* _EXERCISE DESCRIPTION_
Print the listing in its entirety and exactly, leaving out images.
··· DATASET RECORDS ···
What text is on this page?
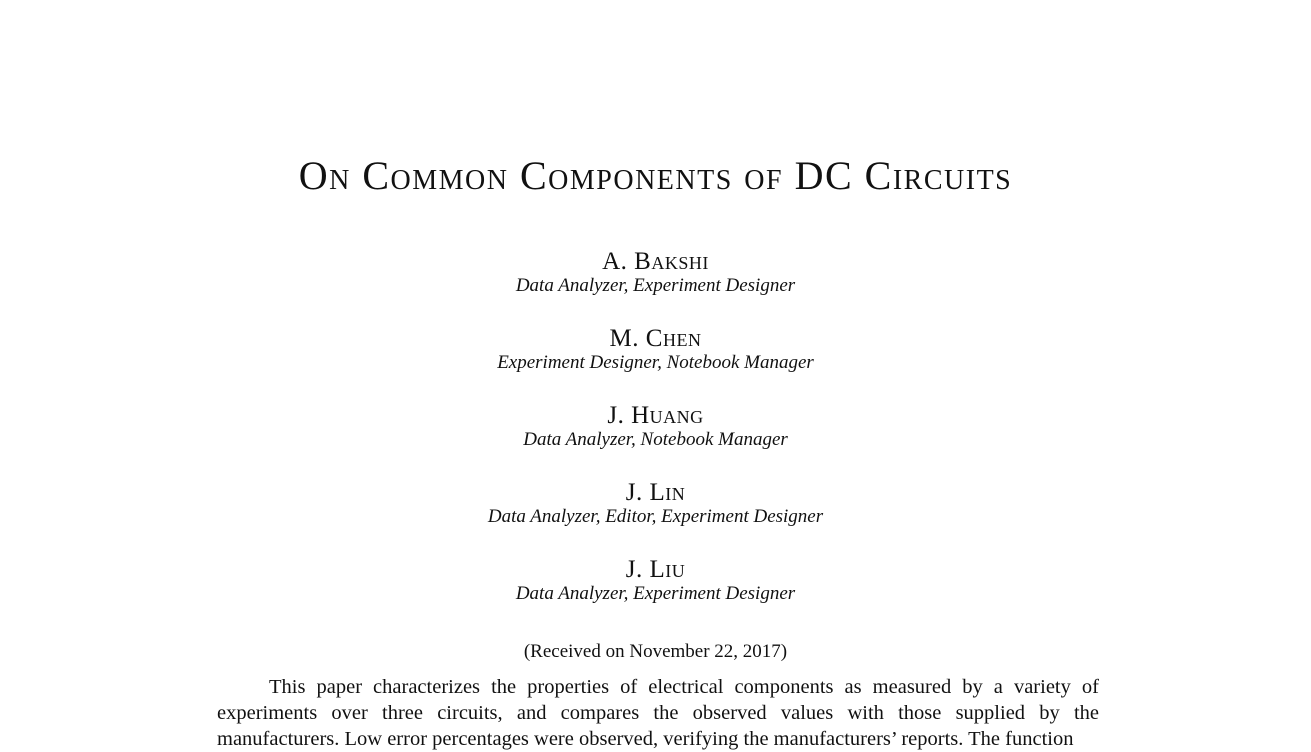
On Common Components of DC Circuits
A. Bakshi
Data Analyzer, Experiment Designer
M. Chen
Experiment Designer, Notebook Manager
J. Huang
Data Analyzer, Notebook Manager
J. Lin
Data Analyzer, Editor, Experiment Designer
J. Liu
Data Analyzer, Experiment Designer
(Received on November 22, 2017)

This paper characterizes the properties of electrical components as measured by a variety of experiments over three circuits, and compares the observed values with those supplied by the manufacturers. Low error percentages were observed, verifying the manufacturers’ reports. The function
···
* _COMPLETED TASK_
What text is on this page?
On Common Components of DC Circuits
A. Bakshi
Data Analyzer, Experiment Designer
M. Chen
Experiment Designer, Notebook Manager
J. Huang
Data Analyzer, Notebook Manager
J. Lin
Data Analyzer, Editor, Experiment Designer
J. Liu
Data Analyzer, Experiment Designer
(Received on November 22, 2017)

This paper characterizes the properties of electrical components as measured by a variety of experiments over three circuits, and compares the observed values with those supplied by the manufacturers. Low error percentages were observed, verifying the manufacturers’ reports. The function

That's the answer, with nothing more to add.